(Extracted data entries)
START

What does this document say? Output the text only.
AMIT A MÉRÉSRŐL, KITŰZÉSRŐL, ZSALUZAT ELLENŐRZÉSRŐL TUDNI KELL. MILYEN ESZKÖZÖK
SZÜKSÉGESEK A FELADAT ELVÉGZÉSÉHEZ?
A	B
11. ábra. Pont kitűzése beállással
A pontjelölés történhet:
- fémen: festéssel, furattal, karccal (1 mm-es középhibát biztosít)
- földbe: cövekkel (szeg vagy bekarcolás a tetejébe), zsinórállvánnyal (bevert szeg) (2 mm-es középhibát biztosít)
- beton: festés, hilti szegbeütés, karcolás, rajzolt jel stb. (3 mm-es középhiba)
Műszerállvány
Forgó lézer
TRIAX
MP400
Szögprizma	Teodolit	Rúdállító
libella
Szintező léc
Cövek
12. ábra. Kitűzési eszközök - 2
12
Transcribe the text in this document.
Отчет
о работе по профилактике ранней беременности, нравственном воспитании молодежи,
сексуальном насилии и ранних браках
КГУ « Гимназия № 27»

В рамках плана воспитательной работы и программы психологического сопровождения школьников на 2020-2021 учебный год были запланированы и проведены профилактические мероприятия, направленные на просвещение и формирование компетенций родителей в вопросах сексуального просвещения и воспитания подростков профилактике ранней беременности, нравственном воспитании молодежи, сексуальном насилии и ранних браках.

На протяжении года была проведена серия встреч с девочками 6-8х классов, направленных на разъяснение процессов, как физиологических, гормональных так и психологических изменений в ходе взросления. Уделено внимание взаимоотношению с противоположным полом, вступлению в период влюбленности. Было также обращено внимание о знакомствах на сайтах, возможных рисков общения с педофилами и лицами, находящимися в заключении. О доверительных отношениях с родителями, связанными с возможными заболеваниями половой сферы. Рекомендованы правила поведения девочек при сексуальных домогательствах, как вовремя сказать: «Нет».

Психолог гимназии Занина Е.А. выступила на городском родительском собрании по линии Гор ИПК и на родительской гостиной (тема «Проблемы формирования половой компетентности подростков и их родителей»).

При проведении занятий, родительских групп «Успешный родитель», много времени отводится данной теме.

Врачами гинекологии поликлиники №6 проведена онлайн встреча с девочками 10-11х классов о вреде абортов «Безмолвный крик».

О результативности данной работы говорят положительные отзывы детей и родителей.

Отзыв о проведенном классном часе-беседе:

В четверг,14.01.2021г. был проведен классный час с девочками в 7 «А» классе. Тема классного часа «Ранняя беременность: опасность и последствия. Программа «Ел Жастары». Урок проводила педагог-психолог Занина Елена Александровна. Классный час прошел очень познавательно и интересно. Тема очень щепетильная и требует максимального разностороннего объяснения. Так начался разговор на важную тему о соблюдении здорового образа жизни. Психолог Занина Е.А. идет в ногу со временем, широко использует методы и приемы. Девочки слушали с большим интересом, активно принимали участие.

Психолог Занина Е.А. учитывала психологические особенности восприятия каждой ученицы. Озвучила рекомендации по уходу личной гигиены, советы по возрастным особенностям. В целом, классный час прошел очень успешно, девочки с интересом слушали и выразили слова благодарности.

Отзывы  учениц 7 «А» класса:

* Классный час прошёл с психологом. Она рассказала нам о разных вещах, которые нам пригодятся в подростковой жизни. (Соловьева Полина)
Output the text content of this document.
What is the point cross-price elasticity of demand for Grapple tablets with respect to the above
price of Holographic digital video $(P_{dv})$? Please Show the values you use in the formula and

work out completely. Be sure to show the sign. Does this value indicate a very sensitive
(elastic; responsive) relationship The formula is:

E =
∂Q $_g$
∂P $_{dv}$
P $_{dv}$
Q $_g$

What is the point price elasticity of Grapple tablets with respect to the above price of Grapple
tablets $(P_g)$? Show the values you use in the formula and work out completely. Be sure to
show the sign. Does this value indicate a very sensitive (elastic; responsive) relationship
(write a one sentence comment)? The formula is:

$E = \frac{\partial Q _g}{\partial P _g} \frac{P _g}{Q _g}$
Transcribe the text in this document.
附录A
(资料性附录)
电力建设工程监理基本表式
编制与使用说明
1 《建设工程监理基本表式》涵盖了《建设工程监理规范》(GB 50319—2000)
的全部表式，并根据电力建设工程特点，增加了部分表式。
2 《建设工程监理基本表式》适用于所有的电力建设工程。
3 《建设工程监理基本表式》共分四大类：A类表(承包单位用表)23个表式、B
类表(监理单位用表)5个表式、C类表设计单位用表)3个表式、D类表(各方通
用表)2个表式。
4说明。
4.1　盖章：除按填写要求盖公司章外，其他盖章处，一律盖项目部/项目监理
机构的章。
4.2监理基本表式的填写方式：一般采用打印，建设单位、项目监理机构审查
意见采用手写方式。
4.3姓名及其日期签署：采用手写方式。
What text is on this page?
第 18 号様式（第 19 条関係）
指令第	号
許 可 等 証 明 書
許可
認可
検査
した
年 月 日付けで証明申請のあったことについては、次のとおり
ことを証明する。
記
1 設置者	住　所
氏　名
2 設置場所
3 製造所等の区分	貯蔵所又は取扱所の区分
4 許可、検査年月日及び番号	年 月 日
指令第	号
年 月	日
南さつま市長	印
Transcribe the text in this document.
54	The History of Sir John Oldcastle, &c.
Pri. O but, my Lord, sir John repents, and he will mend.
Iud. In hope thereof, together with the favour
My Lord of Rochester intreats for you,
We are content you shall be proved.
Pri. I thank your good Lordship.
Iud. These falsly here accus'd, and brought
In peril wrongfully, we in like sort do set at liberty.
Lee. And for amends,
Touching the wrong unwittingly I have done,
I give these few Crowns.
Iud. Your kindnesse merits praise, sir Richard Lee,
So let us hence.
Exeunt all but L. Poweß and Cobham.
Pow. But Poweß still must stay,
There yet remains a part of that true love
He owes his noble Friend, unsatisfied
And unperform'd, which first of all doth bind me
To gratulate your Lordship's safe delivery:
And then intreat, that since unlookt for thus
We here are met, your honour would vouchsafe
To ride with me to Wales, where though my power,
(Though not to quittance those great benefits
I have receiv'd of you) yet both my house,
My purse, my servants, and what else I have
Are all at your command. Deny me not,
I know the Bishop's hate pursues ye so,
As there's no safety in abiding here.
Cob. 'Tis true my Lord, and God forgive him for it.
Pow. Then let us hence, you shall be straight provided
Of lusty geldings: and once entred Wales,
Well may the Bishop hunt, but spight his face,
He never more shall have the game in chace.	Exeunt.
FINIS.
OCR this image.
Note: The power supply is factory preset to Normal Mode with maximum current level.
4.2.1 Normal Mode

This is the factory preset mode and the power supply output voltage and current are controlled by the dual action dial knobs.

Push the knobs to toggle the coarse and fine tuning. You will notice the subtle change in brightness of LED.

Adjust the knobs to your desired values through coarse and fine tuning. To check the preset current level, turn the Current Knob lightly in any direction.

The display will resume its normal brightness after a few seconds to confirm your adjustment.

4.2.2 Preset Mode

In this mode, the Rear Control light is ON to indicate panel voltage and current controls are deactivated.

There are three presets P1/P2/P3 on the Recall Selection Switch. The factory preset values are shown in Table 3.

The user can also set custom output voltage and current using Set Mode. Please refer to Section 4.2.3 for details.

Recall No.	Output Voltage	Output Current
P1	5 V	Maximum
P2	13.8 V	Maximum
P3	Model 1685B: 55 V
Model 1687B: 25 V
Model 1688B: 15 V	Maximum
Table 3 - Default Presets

END

Task directions:
Copy the data above in full, character for character.

Answer below:
What does this document say? Output the text only.
AMIT A MÉRÉSRŐL, KITŰZÉSRŐL, ZSALUZAT ELLENŐRZÉSRŐL TUDNI KELL. MILYEN ESZKÖZÖK
SZÜKSÉGESEK A FELADAT ELVÉGZÉSÉHEZ?
A	B
11. ábra. Pont kitűzése beállással
A pontjelölés történhet:
- fémen: festéssel, furattal, karccal (1 mm-es középhibát biztosít)
- földbe: cövekkel (szeg vagy bekarcolás a tetejébe), zsinórállvánnyal (bevert szeg) (2 mm-es középhibát biztosít)
- beton: festés, hilti szegbeütés, karcolás, rajzolt jel stb. (3 mm-es középhiba)
Műszerállvány
Forgó lézer
TRIAX
MP400
Szögprizma	Teodolit	Rúdállító
libella
Szintező léc
Cövek
12. ábra. Kitűzési eszközök - 2
12
Transcribe the text in this document.
Отчет
о работе по профилактике ранней беременности, нравственном воспитании молодежи,
сексуальном насилии и ранних браках
КГУ « Гимназия № 27»

В рамках плана воспитательной работы и программы психологического сопровождения школьников на 2020-2021 учебный год были запланированы и проведены профилактические мероприятия, направленные на просвещение и формирование компетенций родителей в вопросах сексуального просвещения и воспитания подростков профилактике ранней беременности, нравственном воспитании молодежи, сексуальном насилии и ранних браках.

На протяжении года была проведена серия встреч с девочками 6-8х классов, направленных на разъяснение процессов, как физиологических, гормональных так и психологических изменений в ходе взросления. Уделено внимание взаимоотношению с противоположным полом, вступлению в период влюбленности. Было также обращено внимание о знакомствах на сайтах, возможных рисков общения с педофилами и лицами, находящимися в заключении. О доверительных отношениях с родителями, связанными с возможными заболеваниями половой сферы. Рекомендованы правила поведения девочек при сексуальных домогательствах, как вовремя сказать: «Нет».

Психолог гимназии Занина Е.А. выступила на городском родительском собрании по линии Гор ИПК и на родительской гостиной (тема «Проблемы формирования половой компетентности подростков и их родителей»).

При проведении занятий, родительских групп «Успешный родитель», много времени отводится данной теме.

Врачами гинекологии поликлиники №6 проведена онлайн встреча с девочками 10-11х классов о вреде абортов «Безмолвный крик».

О результативности данной работы говорят положительные отзывы детей и родителей.

Отзыв о проведенном классном часе-беседе:

В четверг,14.01.2021г. был проведен классный час с девочками в 7 «А» классе. Тема классного часа «Ранняя беременность: опасность и последствия. Программа «Ел Жастары». Урок проводила педагог-психолог Занина Елена Александровна. Классный час прошел очень познавательно и интересно. Тема очень щепетильная и требует максимального разностороннего объяснения. Так начался разговор на важную тему о соблюдении здорового образа жизни. Психолог Занина Е.А. идет в ногу со временем, широко использует методы и приемы. Девочки слушали с большим интересом, активно принимали участие.

Психолог Занина Е.А. учитывала психологические особенности восприятия каждой ученицы. Озвучила рекомендации по уходу личной гигиены, советы по возрастным особенностям. В целом, классный час прошел очень успешно, девочки с интересом слушали и выразили слова благодарности.

Отзывы  учениц 7 «А» класса:

* Классный час прошёл с психологом. Она рассказала нам о разных вещах, которые нам пригодятся в подростковой жизни. (Соловьева Полина)
Output the text content of this document.
What is the point cross-price elasticity of demand for Grapple tablets with respect to the above
price of Holographic digital video $(P_{dv})$? Please Show the values you use in the formula and

work out completely. Be sure to show the sign. Does this value indicate a very sensitive
(elastic; responsive) relationship The formula is:

E =
∂Q $_g$
∂P $_{dv}$
P $_{dv}$
Q $_g$

What is the point price elasticity of Grapple tablets with respect to the above price of Grapple
tablets $(P_g)$? Show the values you use in the formula and work out completely. Be sure to
show the sign. Does this value indicate a very sensitive (elastic; responsive) relationship
(write a one sentence comment)? The formula is:

$E = \frac{\partial Q _g}{\partial P _g} \frac{P _g}{Q _g}$
Transcribe the text in this document.
附录A
(资料性附录)
电力建设工程监理基本表式
编制与使用说明
1 《建设工程监理基本表式》涵盖了《建设工程监理规范》(GB 50319—2000)
的全部表式，并根据电力建设工程特点，增加了部分表式。
2 《建设工程监理基本表式》适用于所有的电力建设工程。
3 《建设工程监理基本表式》共分四大类：A类表(承包单位用表)23个表式、B
类表(监理单位用表)5个表式、C类表设计单位用表)3个表式、D类表(各方通
用表)2个表式。
4说明。
4.1　盖章：除按填写要求盖公司章外，其他盖章处，一律盖项目部/项目监理
机构的章。
4.2监理基本表式的填写方式：一般采用打印，建设单位、项目监理机构审查
意见采用手写方式。
4.3姓名及其日期签署：采用手写方式。
What text is on this page?
第 18 号様式（第 19 条関係）
指令第	号
許 可 等 証 明 書
許可
認可
検査
した
年 月 日付けで証明申請のあったことについては、次のとおり
ことを証明する。
記
1 設置者	住　所
氏　名
2 設置場所
3 製造所等の区分	貯蔵所又は取扱所の区分
4 許可、検査年月日及び番号	年 月 日
指令第	号
年 月	日
南さつま市長	印
Transcribe the text in this document.
54	The History of Sir John Oldcastle, &c.
Pri. O but, my Lord, sir John repents, and he will mend.
Iud. In hope thereof, together with the favour
My Lord of Rochester intreats for you,
We are content you shall be proved.
Pri. I thank your good Lordship.
Iud. These falsly here accus'd, and brought
In peril wrongfully, we in like sort do set at liberty.
Lee. And for amends,
Touching the wrong unwittingly I have done,
I give these few Crowns.
Iud. Your kindnesse merits praise, sir Richard Lee,
So let us hence.
Exeunt all but L. Poweß and Cobham.
Pow. But Poweß still must stay,
There yet remains a part of that true love
He owes his noble Friend, unsatisfied
And unperform'd, which first of all doth bind me
To gratulate your Lordship's safe delivery:
And then intreat, that since unlookt for thus
We here are met, your honour would vouchsafe
To ride with me to Wales, where though my power,
(Though not to quittance those great benefits
I have receiv'd of you) yet both my house,
My purse, my servants, and what else I have
Are all at your command. Deny me not,
I know the Bishop's hate pursues ye so,
As there's no safety in abiding here.
Cob. 'Tis true my Lord, and God forgive him for it.
Pow. Then let us hence, you shall be straight provided
Of lusty geldings: and once entred Wales,
Well may the Bishop hunt, but spight his face,
He never more shall have the game in chace.	Exeunt.
FINIS.
OCR this image.
Note: The power supply is factory preset to Normal Mode with maximum current level.
4.2.1 Normal Mode

This is the factory preset mode and the power supply output voltage and current are controlled by the dual action dial knobs.

Push the knobs to toggle the coarse and fine tuning. You will notice the subtle change in brightness of LED.

Adjust the knobs to your desired values through coarse and fine tuning. To check the preset current level, turn the Current Knob lightly in any direction.

The display will resume its normal brightness after a few seconds to confirm your adjustment.

4.2.2 Preset Mode

In this mode, the Rear Control light is ON to indicate panel voltage and current controls are deactivated.

There are three presets P1/P2/P3 on the Recall Selection Switch. The factory preset values are shown in Table 3.

The user can also set custom output voltage and current using Set Mode. Please refer to Section 4.2.3 for details.

Recall No.	Output Voltage	Output Current
P1	5 V	Maximum
P2	13.8 V	Maximum
P3	Model 1685B: 55 V
Model 1687B: 25 V
Model 1688B: 15 V	Maximum
Table 3 - Default Presets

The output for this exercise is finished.